##### Texte fourni #####

La Mission économique en Israël du Premier ministre Couillard donne un nouvel élan aux relations
ENTRETIEN PAR ETA YUDIN
Eta Yudin, vice-présidente du Centre consultatif des relations juives et israéliennes-Québec, CIJA.
Longtemps, l’État d’Israël a souffert d’une représentation médiatique unidimensionnelle qui jetait dans l’ombre sa vitalité culturelle, scientifique et entrepreneuriale pour réduire l’État juif à la seule dimension du conflit israélo-palestinien. De même, les relations bilatérales qu’entretenait Israël étaient surtout de nature politique.
Au Québec, la ratification en 1997 des premiers accords de coopération entre les gouvernements du Québec et d’Israël allait asseoir les relations bilatérales entre les deux sociétés sous le signe de la coopération scientifique, culturelle et éducative. Le Québec et Israël s’ouvraient l’un à l’autre dans toute leur profondeur sociale sur la base de valeurs et d’objectifs partagés.
La communauté juive québécoise a toujours joué un rôle de premier plan dans le développement de la relation israélo-québécoise en tant que pont naturel entre les deux sociétés. Le Centre consultatif des relations juives et israéliennes-Québec (CIJA-Québec), l’agence de représentation de la Fédération CJA, avait encouragé la reconduite et l’élargissement des accords Québec-Israël en 2007 et participé à la programmation de la première mission économique québécoise en 2008.

#####

■ Consigne:
Recopiez fidèlement le passage du texte sur les relations entre le Québec et Israël, en commençant à « Longtemps, l’État d’Israël » et en terminant à « et d’objectifs partagés. ». Les données ne jouent aucun rôle dans cet exercice.

##### Données enregistrées #####

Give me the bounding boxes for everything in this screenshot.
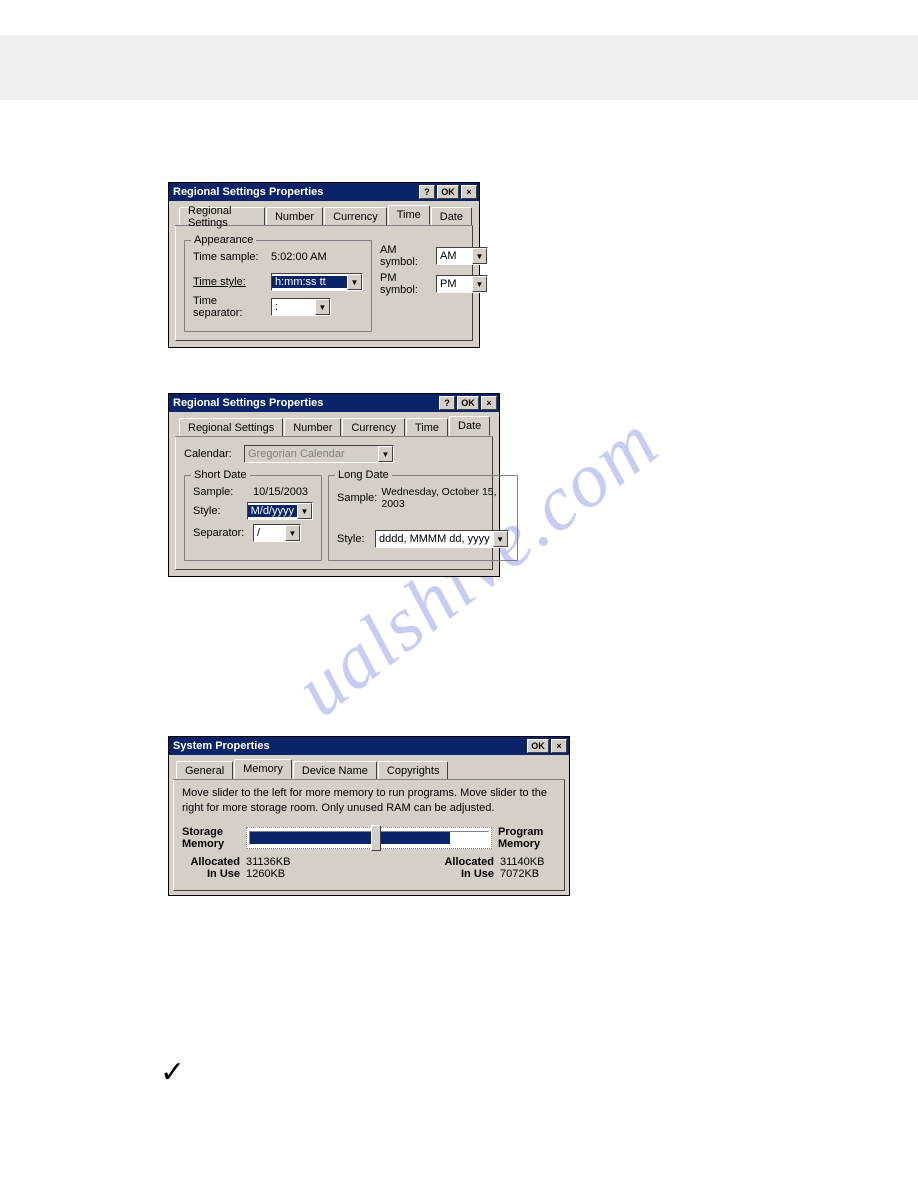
dropdown-arrow-icon[interactable]: ▼	[493, 531, 508, 547]
tab-copyrights[interactable]: Copyrights	[378, 761, 449, 779]
time-separator-dropdown[interactable]: : ▼	[271, 298, 331, 316]
storage-inuse-label: In Use	[182, 868, 240, 880]
slider-thumb[interactable]	[371, 825, 381, 851]
dropdown-arrow-icon[interactable]: ▼	[297, 503, 312, 519]
dropdown-arrow-icon[interactable]: ▼	[472, 248, 487, 264]
tab-regional-settings[interactable]: Regional Settings	[179, 207, 265, 225]
calendar-dropdown[interactable]: Gregorian Calendar ▼	[244, 445, 394, 463]
titlebar[interactable]: Regional Settings Properties ? OK ×	[169, 394, 499, 412]
time-sample-label: Time sample:	[193, 251, 267, 263]
storage-inuse-value: 1260KB	[246, 868, 302, 880]
separator-value: /	[254, 527, 285, 539]
ok-button[interactable]: OK	[437, 185, 459, 199]
storage-allocated-label: Allocated	[182, 856, 240, 868]
tab-date[interactable]: Date	[449, 416, 490, 436]
time-sample-value: 5:02:00 AM	[271, 251, 327, 263]
tab-date[interactable]: Date	[431, 207, 472, 225]
tab-number[interactable]: Number	[284, 418, 341, 436]
program-allocated-value: 31140KB	[500, 856, 556, 868]
long-sample-label: Sample:	[337, 492, 377, 504]
system-properties-dialog: System Properties OK × General Memory De…	[168, 736, 570, 896]
pm-symbol-label: PM symbol:	[380, 272, 432, 296]
dropdown-arrow-icon[interactable]: ▼	[347, 274, 362, 290]
pm-symbol-value: PM	[437, 278, 472, 290]
time-style-value: h:mm:ss tt	[272, 276, 347, 288]
calendar-label: Calendar:	[184, 448, 240, 460]
checkmark-icon: ✓	[160, 1055, 185, 1090]
regional-settings-time-dialog: Regional Settings Properties ? OK × Regi…	[168, 182, 480, 348]
program-inuse-value: 7072KB	[500, 868, 556, 880]
long-style-value: dddd, MMMM dd, yyyy	[376, 533, 493, 545]
appearance-group-title: Appearance	[191, 234, 256, 246]
short-style-label: Style:	[193, 505, 243, 517]
tab-currency[interactable]: Currency	[342, 418, 405, 436]
time-style-dropdown[interactable]: h:mm:ss tt ▼	[271, 273, 363, 291]
program-allocated-label: Allocated	[436, 856, 494, 868]
page-gray-band	[0, 35, 918, 100]
titlebar[interactable]: System Properties OK ×	[169, 737, 569, 755]
long-sample-value: Wednesday, October 15, 2003	[381, 486, 508, 510]
short-style-value: M/d/yyyy	[248, 505, 297, 517]
time-style-label: Time style:	[193, 276, 267, 288]
separator-dropdown[interactable]: / ▼	[253, 524, 301, 542]
long-style-label: Style:	[337, 533, 371, 545]
separator-label: Separator:	[193, 527, 249, 539]
storage-memory-label: Storage Memory	[182, 826, 240, 850]
titlebar[interactable]: Regional Settings Properties ? OK ×	[169, 183, 479, 201]
time-separator-label: Time separator:	[193, 295, 267, 319]
short-sample-label: Sample:	[193, 486, 249, 498]
dropdown-arrow-icon[interactable]: ▼	[472, 276, 487, 292]
tab-regional-settings[interactable]: Regional Settings	[179, 418, 283, 436]
storage-allocated-value: 31136KB	[246, 856, 302, 868]
tab-number[interactable]: Number	[266, 207, 323, 225]
program-inuse-label: In Use	[436, 868, 494, 880]
short-date-group-title: Short Date	[191, 469, 250, 481]
tab-time[interactable]: Time	[406, 418, 448, 436]
calendar-value: Gregorian Calendar	[245, 448, 378, 460]
help-button[interactable]: ?	[419, 185, 435, 199]
dropdown-arrow-icon[interactable]: ▼	[378, 446, 393, 462]
am-symbol-label: AM symbol:	[380, 244, 432, 268]
am-symbol-value: AM	[437, 250, 472, 262]
tab-memory[interactable]: Memory	[234, 759, 292, 779]
am-symbol-dropdown[interactable]: AM ▼	[436, 247, 488, 265]
short-style-dropdown[interactable]: M/d/yyyy ▼	[247, 502, 313, 520]
regional-settings-date-dialog: Regional Settings Properties ? OK × Regi…	[168, 393, 500, 577]
program-memory-label: Program Memory	[498, 826, 556, 850]
close-button[interactable]: ×	[461, 185, 477, 199]
long-style-dropdown[interactable]: dddd, MMMM dd, yyyy ▼	[375, 530, 509, 548]
tab-time[interactable]: Time	[388, 205, 430, 225]
help-button[interactable]: ?	[439, 396, 455, 410]
dropdown-arrow-icon[interactable]: ▼	[285, 525, 300, 541]
tab-device-name[interactable]: Device Name	[293, 761, 377, 779]
memory-slider[interactable]	[246, 827, 492, 849]
ok-button[interactable]: OK	[527, 739, 549, 753]
tab-row: Regional Settings Number Currency Time D…	[175, 205, 473, 226]
time-separator-value: :	[272, 301, 315, 313]
window-title: System Properties	[173, 740, 527, 752]
tab-general[interactable]: General	[176, 761, 233, 779]
tab-row: General Memory Device Name Copyrights	[173, 759, 565, 780]
pm-symbol-dropdown[interactable]: PM ▼	[436, 275, 488, 293]
dropdown-arrow-icon[interactable]: ▼	[315, 299, 330, 315]
window-title: Regional Settings Properties	[173, 397, 439, 409]
window-title: Regional Settings Properties	[173, 186, 419, 198]
close-button[interactable]: ×	[551, 739, 567, 753]
memory-instructions: Move slider to the left for more memory …	[174, 780, 564, 826]
long-date-group-title: Long Date	[335, 469, 392, 481]
tab-row: Regional Settings Number Currency Time D…	[175, 416, 493, 437]
tab-currency[interactable]: Currency	[324, 207, 387, 225]
close-button[interactable]: ×	[481, 396, 497, 410]
ok-button[interactable]: OK	[457, 396, 479, 410]
short-sample-value: 10/15/2003	[253, 486, 308, 498]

#####

■ Résultat ci-dessous:
Longtemps, l’État d’Israël a souffert d’une représentation médiatique unidimensionnelle qui jetait dans l’ombre sa vitalité culturelle, scientifique et entrepreneuriale pour réduire l’État juif à la seule dimension du conflit israélo-palestinien. De même, les relations bilatérales qu’entretenait Israël étaient surtout de nature politique.
Au Québec, la ratification en 1997 des premiers accords de coopération entre les gouvernements du Québec et d’Israël allait asseoir les relations bilatérales entre les deux sociétés sous le signe de la coopération scientifique, culturelle et éducative. Le Québec et Israël s’ouvraient l’un à l’autre dans toute leur profondeur sociale sur la base de valeurs et d’objectifs partagés.